* start *

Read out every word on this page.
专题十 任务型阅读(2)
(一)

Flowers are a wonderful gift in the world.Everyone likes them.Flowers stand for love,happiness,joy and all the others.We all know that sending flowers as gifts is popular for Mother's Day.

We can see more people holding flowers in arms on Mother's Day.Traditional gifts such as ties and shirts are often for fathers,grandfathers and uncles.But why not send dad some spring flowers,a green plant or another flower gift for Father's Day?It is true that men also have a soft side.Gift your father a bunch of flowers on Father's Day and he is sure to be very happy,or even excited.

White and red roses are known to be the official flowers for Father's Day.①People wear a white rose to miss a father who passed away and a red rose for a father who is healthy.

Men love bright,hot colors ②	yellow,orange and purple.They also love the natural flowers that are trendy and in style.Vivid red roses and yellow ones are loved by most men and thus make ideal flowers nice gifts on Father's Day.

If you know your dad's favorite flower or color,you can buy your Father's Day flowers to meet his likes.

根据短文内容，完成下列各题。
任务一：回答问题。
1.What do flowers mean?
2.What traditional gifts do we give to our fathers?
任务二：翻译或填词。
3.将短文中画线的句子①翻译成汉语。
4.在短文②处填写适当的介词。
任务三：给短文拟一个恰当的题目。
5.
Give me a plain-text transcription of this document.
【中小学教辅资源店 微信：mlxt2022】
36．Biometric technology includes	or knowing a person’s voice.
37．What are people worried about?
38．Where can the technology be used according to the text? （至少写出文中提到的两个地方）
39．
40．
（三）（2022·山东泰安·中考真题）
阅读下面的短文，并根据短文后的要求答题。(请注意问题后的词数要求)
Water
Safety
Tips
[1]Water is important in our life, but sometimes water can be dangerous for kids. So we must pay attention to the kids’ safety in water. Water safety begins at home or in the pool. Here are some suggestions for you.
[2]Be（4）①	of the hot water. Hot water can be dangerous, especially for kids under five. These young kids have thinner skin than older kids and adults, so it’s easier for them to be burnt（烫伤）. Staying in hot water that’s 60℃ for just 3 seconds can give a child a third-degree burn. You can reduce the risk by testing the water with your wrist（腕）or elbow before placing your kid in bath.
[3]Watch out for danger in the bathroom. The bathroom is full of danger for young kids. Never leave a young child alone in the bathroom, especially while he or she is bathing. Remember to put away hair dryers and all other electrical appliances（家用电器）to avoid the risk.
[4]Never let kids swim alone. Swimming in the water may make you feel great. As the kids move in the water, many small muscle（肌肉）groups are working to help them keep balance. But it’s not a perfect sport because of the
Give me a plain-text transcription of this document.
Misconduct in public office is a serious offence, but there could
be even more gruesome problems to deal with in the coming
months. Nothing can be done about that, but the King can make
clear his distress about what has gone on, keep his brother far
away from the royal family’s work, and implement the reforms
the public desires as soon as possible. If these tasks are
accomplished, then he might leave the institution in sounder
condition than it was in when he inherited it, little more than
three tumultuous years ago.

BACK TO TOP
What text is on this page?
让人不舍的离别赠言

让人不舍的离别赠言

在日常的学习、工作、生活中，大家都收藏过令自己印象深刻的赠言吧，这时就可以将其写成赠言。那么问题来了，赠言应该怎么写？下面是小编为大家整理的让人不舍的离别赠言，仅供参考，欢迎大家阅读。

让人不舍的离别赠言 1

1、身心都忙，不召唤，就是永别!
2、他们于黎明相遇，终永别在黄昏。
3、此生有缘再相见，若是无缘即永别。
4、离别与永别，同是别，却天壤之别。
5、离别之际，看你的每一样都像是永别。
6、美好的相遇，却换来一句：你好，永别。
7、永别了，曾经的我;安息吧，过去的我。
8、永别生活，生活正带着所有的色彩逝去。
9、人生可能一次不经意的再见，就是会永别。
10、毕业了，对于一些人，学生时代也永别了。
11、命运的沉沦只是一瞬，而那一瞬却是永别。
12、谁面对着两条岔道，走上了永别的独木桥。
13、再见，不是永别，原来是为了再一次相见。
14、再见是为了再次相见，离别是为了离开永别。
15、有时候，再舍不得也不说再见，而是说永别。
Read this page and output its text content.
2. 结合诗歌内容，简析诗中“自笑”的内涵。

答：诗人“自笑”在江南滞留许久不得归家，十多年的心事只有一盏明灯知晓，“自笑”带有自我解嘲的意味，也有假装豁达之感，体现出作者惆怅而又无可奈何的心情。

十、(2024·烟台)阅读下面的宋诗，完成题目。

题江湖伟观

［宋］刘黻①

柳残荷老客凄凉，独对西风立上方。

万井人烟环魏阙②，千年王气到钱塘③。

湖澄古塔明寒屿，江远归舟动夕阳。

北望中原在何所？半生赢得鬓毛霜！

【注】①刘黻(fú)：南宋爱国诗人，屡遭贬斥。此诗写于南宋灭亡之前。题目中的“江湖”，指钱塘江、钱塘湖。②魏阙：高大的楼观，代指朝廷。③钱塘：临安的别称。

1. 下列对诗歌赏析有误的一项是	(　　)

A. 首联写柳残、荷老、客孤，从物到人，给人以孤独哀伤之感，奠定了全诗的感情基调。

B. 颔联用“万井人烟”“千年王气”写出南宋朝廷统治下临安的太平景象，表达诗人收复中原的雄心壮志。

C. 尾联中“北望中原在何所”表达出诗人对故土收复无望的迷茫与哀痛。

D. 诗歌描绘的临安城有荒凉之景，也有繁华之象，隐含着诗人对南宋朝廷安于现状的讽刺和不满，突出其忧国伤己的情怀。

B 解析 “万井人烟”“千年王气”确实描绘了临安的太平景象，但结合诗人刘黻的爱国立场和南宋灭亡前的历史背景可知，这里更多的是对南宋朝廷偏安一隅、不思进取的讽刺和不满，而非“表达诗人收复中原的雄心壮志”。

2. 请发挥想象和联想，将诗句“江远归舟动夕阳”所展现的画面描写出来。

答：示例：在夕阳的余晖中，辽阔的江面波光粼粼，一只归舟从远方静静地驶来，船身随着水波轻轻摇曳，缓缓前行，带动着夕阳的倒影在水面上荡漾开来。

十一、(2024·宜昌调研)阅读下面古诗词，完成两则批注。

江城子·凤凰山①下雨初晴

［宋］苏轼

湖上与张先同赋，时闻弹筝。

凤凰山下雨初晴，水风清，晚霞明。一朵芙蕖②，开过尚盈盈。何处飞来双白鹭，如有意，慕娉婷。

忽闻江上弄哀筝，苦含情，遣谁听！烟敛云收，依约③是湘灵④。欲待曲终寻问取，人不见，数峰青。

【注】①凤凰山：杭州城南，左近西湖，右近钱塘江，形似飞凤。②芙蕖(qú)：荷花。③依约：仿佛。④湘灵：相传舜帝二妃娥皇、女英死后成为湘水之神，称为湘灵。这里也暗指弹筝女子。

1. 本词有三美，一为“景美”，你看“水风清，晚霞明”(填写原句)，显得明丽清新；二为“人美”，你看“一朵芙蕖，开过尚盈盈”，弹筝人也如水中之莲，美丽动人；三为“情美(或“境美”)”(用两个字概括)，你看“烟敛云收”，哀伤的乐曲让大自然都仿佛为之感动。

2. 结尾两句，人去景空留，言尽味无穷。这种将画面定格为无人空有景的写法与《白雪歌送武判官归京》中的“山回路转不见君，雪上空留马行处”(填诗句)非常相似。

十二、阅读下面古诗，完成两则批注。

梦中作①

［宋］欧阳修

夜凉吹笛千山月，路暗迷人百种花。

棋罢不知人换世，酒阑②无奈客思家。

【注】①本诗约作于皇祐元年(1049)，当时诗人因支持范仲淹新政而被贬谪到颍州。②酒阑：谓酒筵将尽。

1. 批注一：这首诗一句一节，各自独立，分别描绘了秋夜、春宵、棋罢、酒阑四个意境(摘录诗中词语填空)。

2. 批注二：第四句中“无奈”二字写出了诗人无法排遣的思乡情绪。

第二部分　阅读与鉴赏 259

* end *

**WHAT IS EXPECTED**: Pull out every line above that holds the word "technology".

**TASK ANSWER**:
36．Biometric technology includes	or knowing a person’s voice.
38．Where can the technology be used according to the text? （至少写出文中提到的两个地方）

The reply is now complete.